■ **To be done**: Count the lines in the records below that contain the word "ายนรส", and give only that number.

■ **Data to process**:
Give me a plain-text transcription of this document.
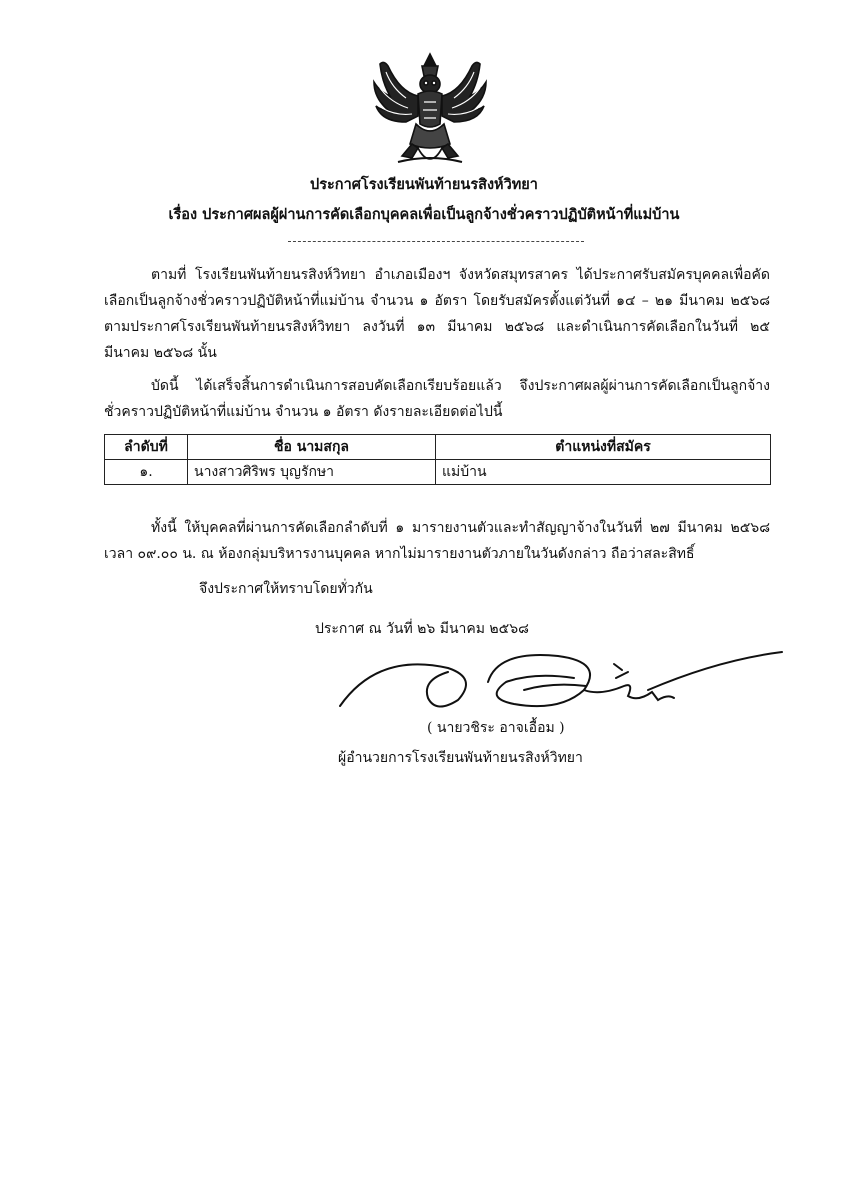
ประกาศโรงเรียนพันท้ายนรสิงห์วิทยา
เรื่อง ประกาศผลผู้ผ่านการคัดเลือกบุคคลเพื่อเป็นลูกจ้างชั่วคราวปฏิบัติหน้าที่แม่บ้าน

ตามที่ โรงเรียนพันท้ายนรสิงห์วิทยา อำเภอเมืองฯ จังหวัดสมุทรสาคร ได้ประกาศรับสมัครบุคคลเพื่อคัดเลือกเป็นลูกจ้างชั่วคราวปฏิบัติหน้าที่แม่บ้าน จำนวน ๑ อัตรา โดยรับสมัครตั้งแต่วันที่ ๑๔ – ๒๑ มีนาคม ๒๕๖๘ ตามประกาศโรงเรียนพันท้ายนรสิงห์วิทยา ลงวันที่ ๑๓ มีนาคม ๒๕๖๘ และดำเนินการคัดเลือกในวันที่ ๒๕ มีนาคม ๒๕๖๘ นั้น

บัดนี้ ได้เสร็จสิ้นการดำเนินการสอบคัดเลือกเรียบร้อยแล้ว จึงประกาศผลผู้ผ่านการคัดเลือกเป็นลูกจ้างชั่วคราวปฏิบัติหน้าที่แม่บ้าน จำนวน ๑ อัตรา ดังรายละเอียดต่อไปนี้

ลำดับที่	ชื่อ นามสกุล	ตำแหน่งที่สมัคร
๑.	นางสาวศิริพร บุญรักษา	แม่บ้าน

ทั้งนี้ ให้บุคคลที่ผ่านการคัดเลือกลำดับที่ ๑ มารายงานตัวและทำสัญญาจ้างในวันที่ ๒๗ มีนาคม ๒๕๖๘ เวลา ๐๙.๐๐ น. ณ ห้องกลุ่มบริหารงานบุคคล หากไม่มารายงานตัวภายในวันดังกล่าว ถือว่าสละสิทธิ์

จึงประกาศให้ทราบโดยทั่วกัน
ประกาศ ณ วันที่ ๒๖ มีนาคม ๒๕๖๘
( นายวชิระ อาจเอื้อม )
ผู้อำนวยการโรงเรียนพันท้ายนรสิงห์วิทยา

■ **Problem solution**: 3